# [Task prompt]
Reproduce the lines verbatim, starting at the line that contains "data-point: [394, 195, 398, 200]" and ending at the line that contains "data-point: [217, 212, 221, 216]", both included.

Source rows
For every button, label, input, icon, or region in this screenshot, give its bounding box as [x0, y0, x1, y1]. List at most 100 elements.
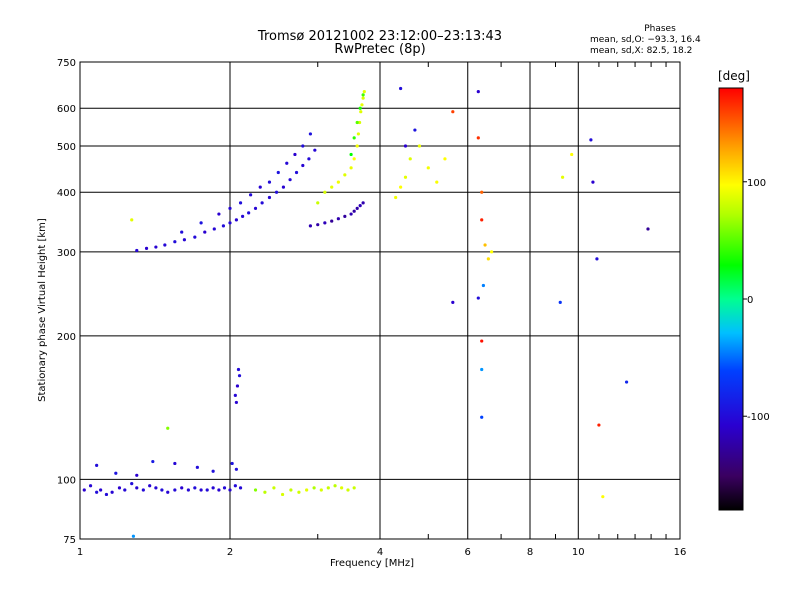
data-point: [394, 195, 398, 200]
data-point: [352, 209, 356, 213]
data-point: [595, 257, 599, 261]
data-point: [349, 152, 353, 157]
data-point: [624, 380, 629, 384]
data-point: [480, 367, 484, 372]
data-point: [476, 136, 480, 140]
phase-stats-header: Phases: [644, 24, 676, 34]
data-point: [173, 461, 177, 466]
data-point: [281, 185, 286, 189]
data-point: [234, 218, 238, 222]
x-axis-label: Frequency [MHz]: [330, 558, 415, 569]
data-point: [234, 400, 238, 405]
data-point: [558, 300, 562, 305]
data-point: [358, 106, 362, 110]
data-point: [352, 486, 356, 490]
data-point: [173, 240, 177, 244]
data-point: [233, 393, 237, 398]
data-point: [355, 206, 359, 210]
data-point: [186, 488, 190, 492]
data-point: [356, 132, 360, 136]
plot-frame: [79, 61, 681, 540]
data-point: [141, 488, 145, 492]
data-point: [217, 212, 221, 216]
colorbar-tick-label: 0: [747, 295, 753, 306]
data-point: [597, 423, 601, 427]
data-point: [288, 178, 292, 182]
data-point: [357, 120, 362, 125]
data-point: [241, 214, 245, 218]
data-point: [570, 152, 574, 157]
data-point: [362, 90, 366, 94]
data-point: [217, 488, 221, 492]
data-point: [205, 488, 209, 492]
y-tick-label: 400: [57, 188, 76, 199]
data-point: [435, 180, 439, 184]
data-point: [308, 224, 313, 228]
data-point: [180, 486, 184, 490]
data-point: [483, 243, 487, 247]
data-point: [346, 488, 350, 492]
data-point: [130, 218, 134, 222]
y-tick-label: 200: [57, 332, 76, 343]
data-point: [417, 144, 422, 148]
data-point: [336, 217, 340, 221]
data-point: [263, 490, 267, 494]
data-point: [117, 486, 122, 490]
chart-title: Tromsø 20121002 23:12:00–23:13:43: [257, 29, 503, 44]
data-point: [211, 486, 215, 490]
data-point: [399, 86, 403, 91]
data-point: [480, 415, 484, 419]
data-point: [148, 484, 152, 488]
y-tick-label: 100: [57, 475, 76, 486]
data-point: [212, 227, 216, 231]
data-point: [228, 488, 232, 492]
data-point: [195, 465, 199, 469]
x-tick-label: 8: [527, 547, 533, 558]
data-point: [297, 490, 301, 494]
data-point: [336, 180, 340, 184]
data-point: [135, 248, 139, 253]
data-point: [352, 136, 356, 140]
data-point: [258, 185, 262, 189]
data-point: [601, 495, 605, 499]
data-point: [476, 90, 480, 94]
data-point: [228, 206, 232, 210]
data-point: [352, 157, 356, 161]
data-point: [355, 144, 359, 148]
y-tick-label: 600: [57, 104, 76, 115]
data-point: [230, 461, 234, 466]
data-point: [294, 170, 299, 175]
x-tick-label: 4: [377, 547, 383, 558]
data-point: [358, 203, 362, 208]
data-point: [160, 488, 164, 492]
data-point: [234, 467, 238, 471]
chart-subtitle: RwPretec (8p): [334, 42, 426, 57]
data-point: [330, 219, 334, 223]
grid-layer: [80, 62, 680, 539]
data-point: [399, 185, 403, 189]
data-point: [646, 227, 650, 231]
data-point: [253, 206, 258, 210]
data-point: [326, 486, 330, 490]
data-point: [114, 471, 118, 475]
data-point: [238, 201, 243, 205]
data-point: [355, 120, 359, 125]
data-point: [589, 138, 593, 142]
data-point: [343, 173, 347, 177]
data-point: [349, 212, 353, 216]
data-point: [236, 367, 241, 372]
data-point: [316, 201, 320, 205]
tick-layer: 1 2 4 6 8 10 16 75 100 200 300 400 500 600 750: [57, 58, 686, 558]
data-point: [154, 486, 158, 490]
y-tick-label: 75: [63, 535, 76, 546]
data-point: [305, 488, 309, 492]
data-point: [301, 163, 305, 168]
colorbar-unit-label: [deg]: [718, 69, 750, 83]
data-point: [408, 157, 412, 161]
data-point: [480, 339, 484, 343]
data-point: [88, 484, 93, 488]
y-axis-label: Stationary phase Virtual Height [km]: [37, 218, 48, 402]
data-point: [361, 93, 365, 97]
data-point: [267, 180, 272, 184]
data-point: [260, 201, 264, 205]
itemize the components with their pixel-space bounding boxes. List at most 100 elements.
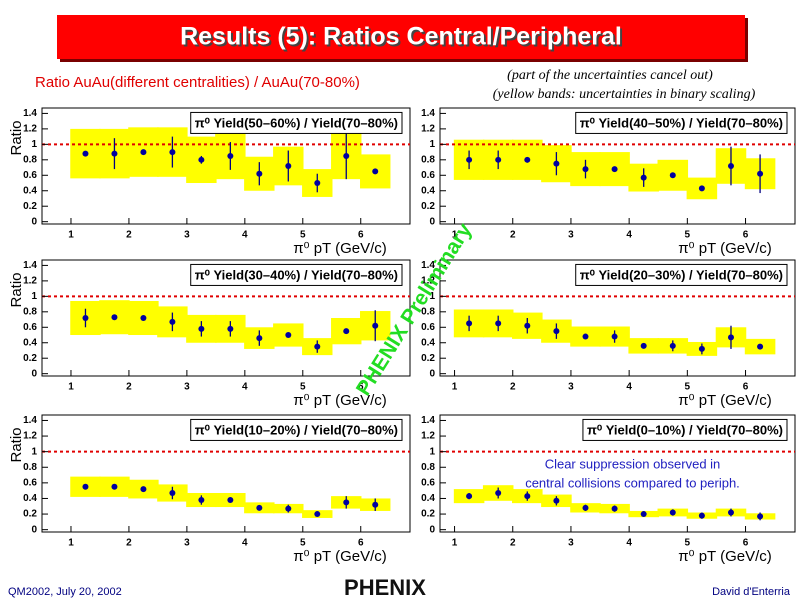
y-tick-label: 0.2 xyxy=(23,353,37,364)
x-axis-label: π⁰ pT (GeV/c) xyxy=(293,240,387,257)
point xyxy=(640,342,647,349)
x-tick-label: 1 xyxy=(68,538,74,549)
x-tick-label: 4 xyxy=(242,382,248,393)
x-tick-label: 5 xyxy=(300,230,306,241)
point xyxy=(111,314,118,321)
y-tick-label: 0.2 xyxy=(421,201,435,212)
x-tick-label: 1 xyxy=(452,382,458,393)
x-tick-label: 2 xyxy=(126,382,132,393)
y-tick-label: 1.2 xyxy=(23,276,37,287)
title: Results (5): Ratios Central/Peripheral xyxy=(180,23,622,51)
y-tick-label: 1.2 xyxy=(421,276,435,287)
y-tick-label: 0.8 xyxy=(421,154,435,165)
subtitle: Ratio AuAu(different centralities) / AuA… xyxy=(35,74,360,91)
point xyxy=(198,497,205,504)
point xyxy=(169,149,176,156)
y-tick-label: 0.8 xyxy=(23,462,37,473)
x-tick-label: 6 xyxy=(358,538,364,549)
point xyxy=(611,166,618,173)
point xyxy=(169,318,176,325)
point xyxy=(553,328,560,335)
point xyxy=(727,334,734,341)
title-bar xyxy=(57,15,745,59)
y-tick-label: 0.8 xyxy=(23,306,37,317)
point xyxy=(227,497,234,504)
point xyxy=(698,345,705,352)
x-tick-label: 6 xyxy=(358,230,364,241)
y-tick-label: 0.2 xyxy=(421,353,435,364)
point xyxy=(698,512,705,519)
point xyxy=(698,185,705,192)
y-tick-label: 1.2 xyxy=(23,124,37,135)
point xyxy=(169,490,176,496)
panel-label-box xyxy=(190,418,403,441)
point xyxy=(140,315,147,321)
panel-label: π⁰ Yield(30–40%) / Yield(70–80%) xyxy=(195,267,398,282)
y-tick-label: 1.4 xyxy=(23,260,37,271)
panel-label-box xyxy=(190,111,403,134)
point xyxy=(553,160,560,167)
y-tick-label: 0.4 xyxy=(23,493,37,504)
x-tick-label: 4 xyxy=(626,230,632,241)
y-tick-label: 1.4 xyxy=(421,260,435,271)
x-tick-label: 6 xyxy=(743,230,749,241)
panel-label: π⁰ Yield(10–20%) / Yield(70–80%) xyxy=(195,422,398,437)
plots: 0 0.2 0.4 0.6 0.8 1 1.2 1.4 1 2 3 4 5 6 π⁰ Yield(50–60… xyxy=(8,107,796,565)
point xyxy=(669,509,676,516)
y-tick-label: 0 xyxy=(31,524,37,535)
y-tick-label: 1.4 xyxy=(23,108,37,119)
x-tick-label: 4 xyxy=(242,230,248,241)
x-tick-label: 2 xyxy=(510,382,516,393)
point xyxy=(372,501,379,508)
y-tick-label: 1.2 xyxy=(421,431,435,442)
point xyxy=(256,504,263,511)
point xyxy=(82,483,89,490)
point xyxy=(285,332,292,339)
panel-label-box xyxy=(190,263,403,286)
point xyxy=(314,180,321,187)
y-tick-label: 0 xyxy=(429,368,435,379)
x-tick-label: 6 xyxy=(358,382,364,393)
point xyxy=(198,156,205,163)
y-tick-label: 0.6 xyxy=(421,322,435,333)
point xyxy=(256,170,263,177)
point xyxy=(757,343,764,350)
x-tick-label: 2 xyxy=(126,230,132,241)
x-tick-label: 5 xyxy=(685,538,691,549)
y-tick-label: 0.2 xyxy=(23,509,37,520)
note: (part of the uncertainties cancel out) xyxy=(507,68,713,83)
point xyxy=(669,342,676,349)
point xyxy=(524,493,531,500)
note: (yellow bands: uncertainties in binary s… xyxy=(493,87,756,102)
x-tick-label: 2 xyxy=(510,538,516,549)
x-tick-label: 3 xyxy=(184,382,190,393)
x-axis-label: π⁰ pT (GeV/c) xyxy=(293,392,387,409)
point xyxy=(372,322,379,329)
y-tick-label: 1 xyxy=(429,139,435,150)
y-tick-label: 0.6 xyxy=(421,478,435,489)
panel-label: π⁰ Yield(50–60%) / Yield(70–80%) xyxy=(195,115,398,130)
point xyxy=(495,156,502,163)
y-tick-label: 0.4 xyxy=(23,337,37,348)
x-tick-label: 1 xyxy=(452,538,458,549)
point xyxy=(495,490,502,496)
point xyxy=(757,170,764,177)
point xyxy=(582,333,589,340)
y-axis-label: Ratio xyxy=(8,427,25,462)
x-tick-label: 1 xyxy=(452,230,458,241)
x-axis-label: π⁰ pT (GeV/c) xyxy=(293,548,387,565)
x-tick-label: 5 xyxy=(685,382,691,393)
x-tick-label: 2 xyxy=(510,230,516,241)
point xyxy=(669,172,676,179)
point xyxy=(524,322,531,329)
plot-frame xyxy=(439,414,796,533)
point xyxy=(82,150,89,157)
point xyxy=(524,156,531,163)
y-tick-label: 1 xyxy=(31,291,37,302)
title-text-shadow: Results (5): Ratios Central/Peripheral xyxy=(182,25,624,53)
y-tick-label: 0.8 xyxy=(421,462,435,473)
point xyxy=(140,149,147,156)
point xyxy=(466,320,473,327)
panel-label: π⁰ Yield(0–10%) / Yield(70–80%) xyxy=(587,422,783,437)
y-tick-label: 1.4 xyxy=(23,415,37,426)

# [Task solution]
data-point: [394, 195, 398, 200]
data-point: [352, 209, 356, 213]
data-point: [595, 257, 599, 261]
data-point: [349, 152, 353, 157]
data-point: [624, 380, 629, 384]
data-point: [480, 367, 484, 372]
data-point: [476, 136, 480, 140]
phase-stats-header: Phases: [644, 24, 676, 34]
data-point: [173, 461, 177, 466]
data-point: [281, 185, 286, 189]
data-point: [234, 218, 238, 222]
x-axis-label: Frequency [MHz]: [330, 558, 415, 569]
data-point: [234, 400, 238, 405]
data-point: [558, 300, 562, 305]
data-point: [358, 106, 362, 110]
data-point: [352, 486, 356, 490]
data-point: [173, 240, 177, 244]
data-point: [233, 393, 237, 398]
data-point: [355, 206, 359, 210]
data-point: [186, 488, 190, 492]
data-point: [356, 132, 360, 136]
plot-frame: [79, 61, 681, 540]
data-point: [141, 488, 145, 492]
data-point: [217, 212, 221, 216]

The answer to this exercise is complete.